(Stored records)
━━━

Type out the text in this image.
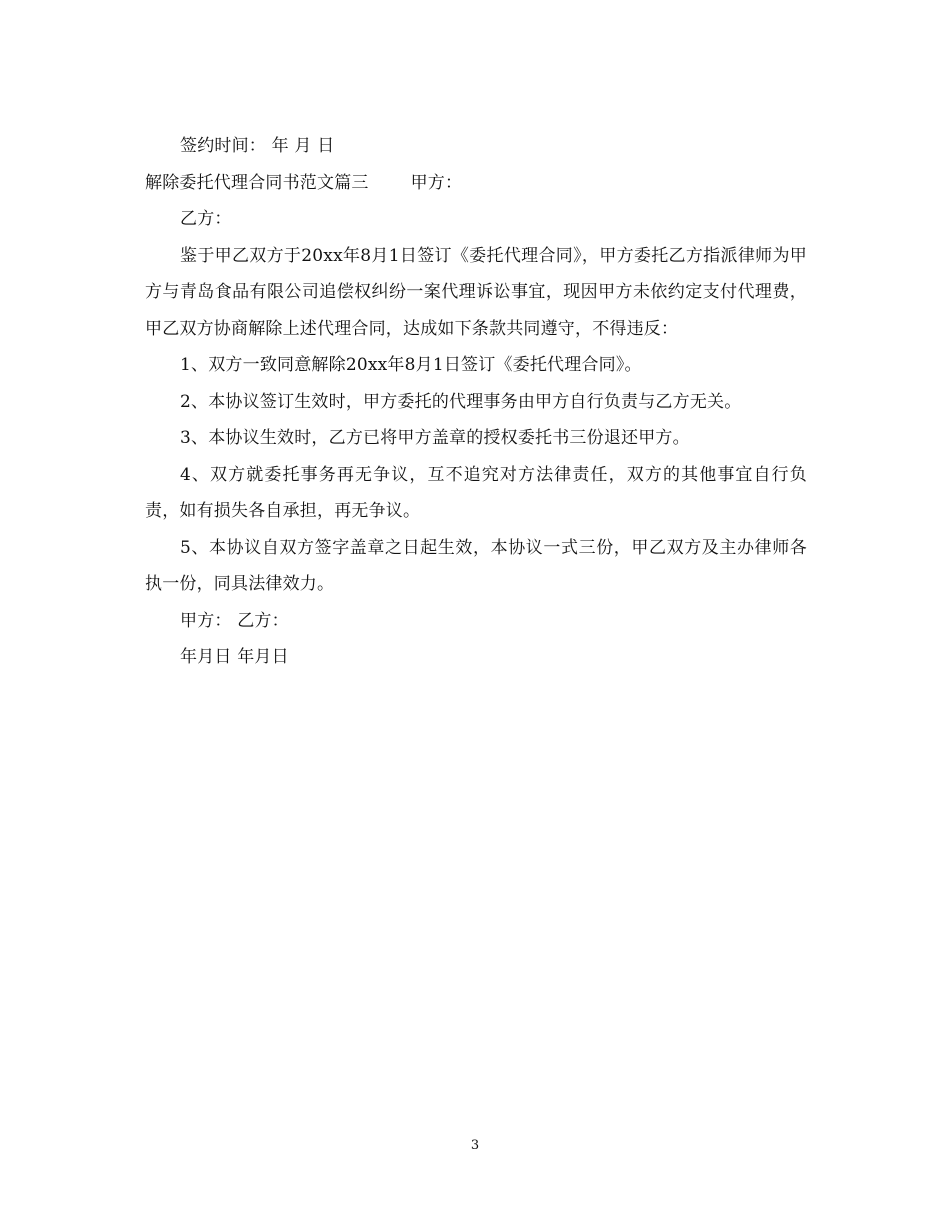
签约时间： 年 月 日

解除委托代理合同书范文篇三 甲方：

乙方：

鉴于甲乙双方于20xx年8月1日签订《委托代理合同》，甲方委托乙方指派律师为甲方与青岛食品有限公司追偿权纠纷一案代理诉讼事宜，现因甲方未依约定支付代理费，甲乙双方协商解除上述代理合同，达成如下条款共同遵守，不得违反：

1、双方一致同意解除20xx年8月1日签订《委托代理合同》。

2、本协议签订生效时，甲方委托的代理事务由甲方自行负责与乙方无关。

3、本协议生效时，乙方已将甲方盖章的授权委托书三份退还甲方。

4、双方就委托事务再无争议，互不追究对方法律责任，双方的其他事宜自行负责，如有损失各自承担，再无争议。

5、本协议自双方签字盖章之日起生效，本协议一式三份，甲乙双方及主办律师各执一份，同具法律效力。

甲方： 乙方：

年月日 年月日

3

━━━

Reproduce every entry word for word, but skip any pictures.

**Full solution:**
Type out the text in this image.
签约时间： 年 月 日

解除委托代理合同书范文篇三 甲方：

乙方：

鉴于甲乙双方于20xx年8月1日签订《委托代理合同》，甲方委托乙方指派律师为甲方与青岛食品有限公司追偿权纠纷一案代理诉讼事宜，现因甲方未依约定支付代理费，甲乙双方协商解除上述代理合同，达成如下条款共同遵守，不得违反：

1、双方一致同意解除20xx年8月1日签订《委托代理合同》。

2、本协议签订生效时，甲方委托的代理事务由甲方自行负责与乙方无关。

3、本协议生效时，乙方已将甲方盖章的授权委托书三份退还甲方。

4、双方就委托事务再无争议，互不追究对方法律责任，双方的其他事宜自行负责，如有损失各自承担，再无争议。

5、本协议自双方签字盖章之日起生效，本协议一式三份，甲乙双方及主办律师各执一份，同具法律效力。

甲方： 乙方：

年月日 年月日

3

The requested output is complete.